TASK.
Copy the data exactly. Images are to be left out.

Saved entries

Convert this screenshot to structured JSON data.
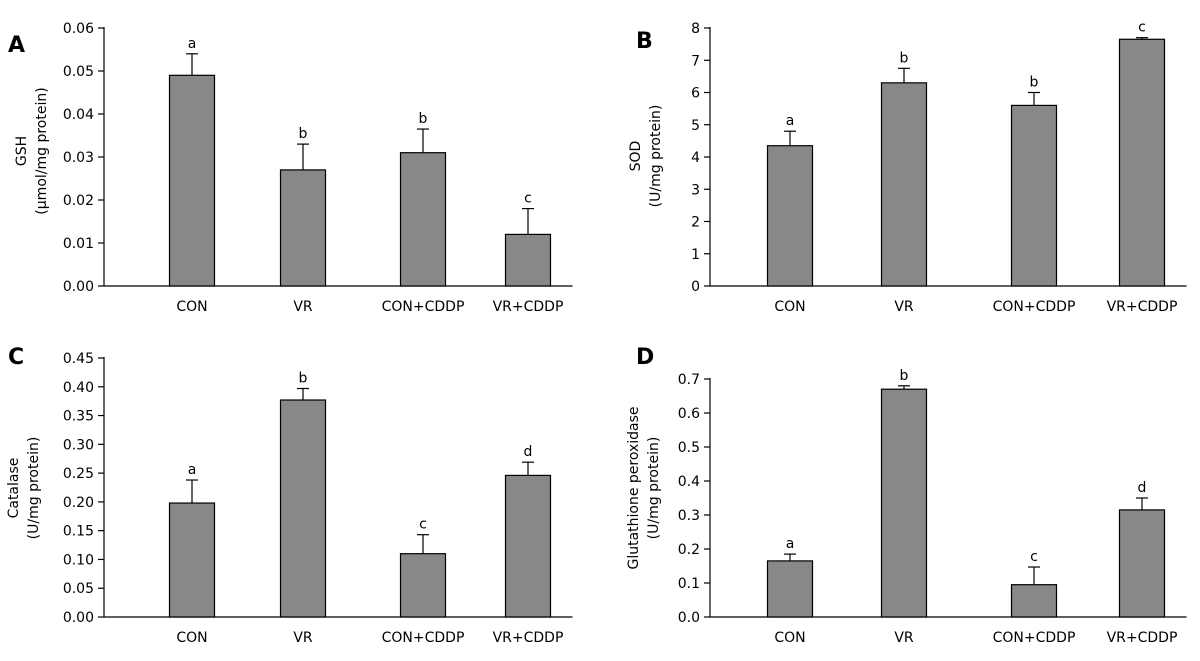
{
  "bar_color": "#888888",
  "chart_data": [
    {
      "type": "bar",
      "panel": "A",
      "categories": [
        "CON",
        "VR",
        "CON+CDDP",
        "VR+CDDP"
      ],
      "values": [
        0.049,
        0.027,
        0.031,
        0.012
      ],
      "errors": [
        0.005,
        0.006,
        0.0055,
        0.006
      ],
      "significance": [
        "a",
        "b",
        "b",
        "c"
      ],
      "ylabel": [
        "GSH",
        "(µmol/mg protein)"
      ],
      "ylim": [
        0,
        0.06
      ],
      "yticks": [
        "0.00",
        "0.01",
        "0.02",
        "0.03",
        "0.04",
        "0.05",
        "0.06"
      ],
      "title": "",
      "xlabel": ""
    },
    {
      "type": "bar",
      "panel": "B",
      "categories": [
        "CON",
        "VR",
        "CON+CDDP",
        "VR+CDDP"
      ],
      "values": [
        4.35,
        6.3,
        5.6,
        7.65
      ],
      "errors": [
        0.45,
        0.45,
        0.4,
        0.05
      ],
      "significance": [
        "a",
        "b",
        "b",
        "c"
      ],
      "ylabel": [
        "SOD",
        "(U/mg protein)"
      ],
      "ylim": [
        0,
        8
      ],
      "yticks": [
        "0",
        "1",
        "2",
        "3",
        "4",
        "5",
        "6",
        "7",
        "8"
      ],
      "title": "",
      "xlabel": ""
    },
    {
      "type": "bar",
      "panel": "C",
      "categories": [
        "CON",
        "VR",
        "CON+CDDP",
        "VR+CDDP"
      ],
      "values": [
        0.198,
        0.377,
        0.11,
        0.246
      ],
      "errors": [
        0.04,
        0.02,
        0.033,
        0.023
      ],
      "significance": [
        "a",
        "b",
        "c",
        "d"
      ],
      "ylabel": [
        "Catalase",
        "(U/mg protein)"
      ],
      "ylim": [
        0,
        0.45
      ],
      "yticks": [
        "0.00",
        "0.05",
        "0.10",
        "0.15",
        "0.20",
        "0.25",
        "0.30",
        "0.35",
        "0.40",
        "0.45"
      ],
      "title": "",
      "xlabel": ""
    },
    {
      "type": "bar",
      "panel": "D",
      "categories": [
        "CON",
        "VR",
        "CON+CDDP",
        "VR+CDDP"
      ],
      "values": [
        0.165,
        0.67,
        0.095,
        0.315
      ],
      "errors": [
        0.02,
        0.01,
        0.052,
        0.035
      ],
      "significance": [
        "a",
        "b",
        "c",
        "d"
      ],
      "ylabel": [
        "Glutathione peroxidase",
        "(U/mg protein)"
      ],
      "ylim": [
        0,
        0.7
      ],
      "yticks": [
        "0.0",
        "0.1",
        "0.2",
        "0.3",
        "0.4",
        "0.5",
        "0.6",
        "0.7"
      ],
      "title": "",
      "xlabel": ""
    }
  ]
}
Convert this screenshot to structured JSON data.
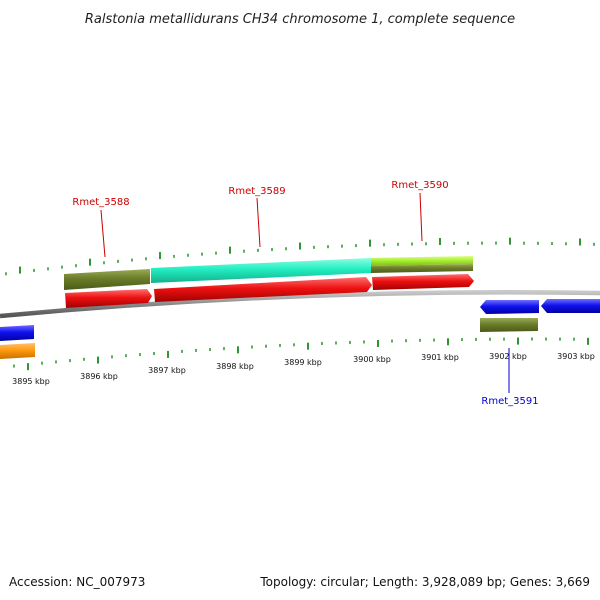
{
  "title": "Ralstonia metallidurans CH34 chromosome 1, complete sequence",
  "footer": {
    "accession": "Accession: NC_007973",
    "summary": "Topology: circular; Length: 3,928,089 bp; Genes: 3,669"
  },
  "colors": {
    "backbone": "#8a8a8a",
    "tick": "#1a8a1a",
    "label_forward": "#cc0000",
    "label_reverse": "#0000cc"
  },
  "ticks": [
    "3895 kbp",
    "3896 kbp",
    "3897 kbp",
    "3898 kbp",
    "3899 kbp",
    "3900 kbp",
    "3901 kbp",
    "3902 kbp",
    "3903 kbp"
  ],
  "gene_labels": [
    {
      "name": "Rmet_3588",
      "strand": "forward"
    },
    {
      "name": "Rmet_3589",
      "strand": "forward"
    },
    {
      "name": "Rmet_3590",
      "strand": "forward"
    },
    {
      "name": "Rmet_3591",
      "strand": "reverse"
    }
  ]
}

SOLVED EXERCISE.
Convert this screenshot to structured JSON data.
{
  "bar_color": "#888888",
  "chart_data": [
    {
      "type": "bar",
      "panel": "A",
      "categories": [
        "CON",
        "VR",
        "CON+CDDP",
        "VR+CDDP"
      ],
      "values": [
        0.049,
        0.027,
        0.031,
        0.012
      ],
      "errors": [
        0.005,
        0.006,
        0.0055,
        0.006
      ],
      "significance": [
        "a",
        "b",
        "b",
        "c"
      ],
      "ylabel": [
        "GSH",
        "(µmol/mg protein)"
      ],
      "ylim": [
        0,
        0.06
      ],
      "yticks": [
        "0.00",
        "0.01",
        "0.02",
        "0.03",
        "0.04",
        "0.05",
        "0.06"
      ],
      "title": "",
      "xlabel": ""
    },
    {
      "type": "bar",
      "panel": "B",
      "categories": [
        "CON",
        "VR",
        "CON+CDDP",
        "VR+CDDP"
      ],
      "values": [
        4.35,
        6.3,
        5.6,
        7.65
      ],
      "errors": [
        0.45,
        0.45,
        0.4,
        0.05
      ],
      "significance": [
        "a",
        "b",
        "b",
        "c"
      ],
      "ylabel": [
        "SOD",
        "(U/mg protein)"
      ],
      "ylim": [
        0,
        8
      ],
      "yticks": [
        "0",
        "1",
        "2",
        "3",
        "4",
        "5",
        "6",
        "7",
        "8"
      ],
      "title": "",
      "xlabel": ""
    },
    {
      "type": "bar",
      "panel": "C",
      "categories": [
        "CON",
        "VR",
        "CON+CDDP",
        "VR+CDDP"
      ],
      "values": [
        0.198,
        0.377,
        0.11,
        0.246
      ],
      "errors": [
        0.04,
        0.02,
        0.033,
        0.023
      ],
      "significance": [
        "a",
        "b",
        "c",
        "d"
      ],
      "ylabel": [
        "Catalase",
        "(U/mg protein)"
      ],
      "ylim": [
        0,
        0.45
      ],
      "yticks": [
        "0.00",
        "0.05",
        "0.10",
        "0.15",
        "0.20",
        "0.25",
        "0.30",
        "0.35",
        "0.40",
        "0.45"
      ],
      "title": "",
      "xlabel": ""
    },
    {
      "type": "bar",
      "panel": "D",
      "categories": [
        "CON",
        "VR",
        "CON+CDDP",
        "VR+CDDP"
      ],
      "values": [
        0.165,
        0.67,
        0.095,
        0.315
      ],
      "errors": [
        0.02,
        0.01,
        0.052,
        0.035
      ],
      "significance": [
        "a",
        "b",
        "c",
        "d"
      ],
      "ylabel": [
        "Glutathione peroxidase",
        "(U/mg protein)"
      ],
      "ylim": [
        0,
        0.7
      ],
      "yticks": [
        "0.0",
        "0.1",
        "0.2",
        "0.3",
        "0.4",
        "0.5",
        "0.6",
        "0.7"
      ],
      "title": "",
      "xlabel": ""
    }
  ]
}
Convert this screenshot to structured JSON data.
{
  "title": "Ralstonia metallidurans CH34 chromosome 1, complete sequence",
  "footer": {
    "accession": "Accession: NC_007973",
    "summary": "Topology: circular; Length: 3,928,089 bp; Genes: 3,669"
  },
  "colors": {
    "backbone": "#8a8a8a",
    "tick": "#1a8a1a",
    "label_forward": "#cc0000",
    "label_reverse": "#0000cc"
  },
  "ticks": [
    "3895 kbp",
    "3896 kbp",
    "3897 kbp",
    "3898 kbp",
    "3899 kbp",
    "3900 kbp",
    "3901 kbp",
    "3902 kbp",
    "3903 kbp"
  ],
  "gene_labels": [
    {
      "name": "Rmet_3588",
      "strand": "forward"
    },
    {
      "name": "Rmet_3589",
      "strand": "forward"
    },
    {
      "name": "Rmet_3590",
      "strand": "forward"
    },
    {
      "name": "Rmet_3591",
      "strand": "reverse"
    }
  ]
}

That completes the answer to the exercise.